Stored records
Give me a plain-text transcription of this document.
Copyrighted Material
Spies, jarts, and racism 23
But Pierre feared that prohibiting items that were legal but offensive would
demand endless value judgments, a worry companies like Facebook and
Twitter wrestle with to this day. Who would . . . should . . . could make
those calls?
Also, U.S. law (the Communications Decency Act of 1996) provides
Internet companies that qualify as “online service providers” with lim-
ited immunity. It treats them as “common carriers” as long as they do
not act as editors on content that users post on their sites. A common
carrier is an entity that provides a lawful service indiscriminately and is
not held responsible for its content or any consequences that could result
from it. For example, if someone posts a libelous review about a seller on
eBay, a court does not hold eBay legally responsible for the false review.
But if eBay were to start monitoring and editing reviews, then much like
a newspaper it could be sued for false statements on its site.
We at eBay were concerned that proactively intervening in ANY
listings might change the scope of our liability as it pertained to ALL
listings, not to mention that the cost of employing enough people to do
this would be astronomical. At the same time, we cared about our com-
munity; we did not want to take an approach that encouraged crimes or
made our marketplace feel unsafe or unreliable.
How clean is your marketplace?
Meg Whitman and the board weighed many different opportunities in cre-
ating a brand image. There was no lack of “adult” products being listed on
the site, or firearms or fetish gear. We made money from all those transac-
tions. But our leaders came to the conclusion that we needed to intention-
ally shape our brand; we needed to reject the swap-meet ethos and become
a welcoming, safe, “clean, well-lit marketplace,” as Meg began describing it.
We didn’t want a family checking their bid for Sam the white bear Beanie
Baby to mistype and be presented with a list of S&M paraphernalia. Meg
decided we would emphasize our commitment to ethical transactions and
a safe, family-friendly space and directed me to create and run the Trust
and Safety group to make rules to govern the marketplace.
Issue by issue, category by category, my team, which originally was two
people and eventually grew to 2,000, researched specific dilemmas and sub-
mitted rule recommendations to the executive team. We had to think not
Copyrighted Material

§ **DIRECTIONS**: Nothing should be changed: write out all of the data as is.

§ **SOLUTION TO THIS PROBLEM**:
Give me a plain-text transcription of this document.
Copyrighted Material
Spies, jarts, and racism 23
But Pierre feared that prohibiting items that were legal but offensive would
demand endless value judgments, a worry companies like Facebook and
Twitter wrestle with to this day. Who would . . . should . . . could make
those calls?
Also, U.S. law (the Communications Decency Act of 1996) provides
Internet companies that qualify as “online service providers” with lim-
ited immunity. It treats them as “common carriers” as long as they do
not act as editors on content that users post on their sites. A common
carrier is an entity that provides a lawful service indiscriminately and is
not held responsible for its content or any consequences that could result
from it. For example, if someone posts a libelous review about a seller on
eBay, a court does not hold eBay legally responsible for the false review.
But if eBay were to start monitoring and editing reviews, then much like
a newspaper it could be sued for false statements on its site.
We at eBay were concerned that proactively intervening in ANY
listings might change the scope of our liability as it pertained to ALL
listings, not to mention that the cost of employing enough people to do
this would be astronomical. At the same time, we cared about our com-
munity; we did not want to take an approach that encouraged crimes or
made our marketplace feel unsafe or unreliable.
How clean is your marketplace?
Meg Whitman and the board weighed many different opportunities in cre-
ating a brand image. There was no lack of “adult” products being listed on
the site, or firearms or fetish gear. We made money from all those transac-
tions. But our leaders came to the conclusion that we needed to intention-
ally shape our brand; we needed to reject the swap-meet ethos and become
a welcoming, safe, “clean, well-lit marketplace,” as Meg began describing it.
We didn’t want a family checking their bid for Sam the white bear Beanie
Baby to mistype and be presented with a list of S&M paraphernalia. Meg
decided we would emphasize our commitment to ethical transactions and
a safe, family-friendly space and directed me to create and run the Trust
and Safety group to make rules to govern the marketplace.
Issue by issue, category by category, my team, which originally was two
people and eventually grew to 2,000, researched specific dilemmas and sub-
mitted rule recommendations to the executive team. We had to think not
Copyrighted Material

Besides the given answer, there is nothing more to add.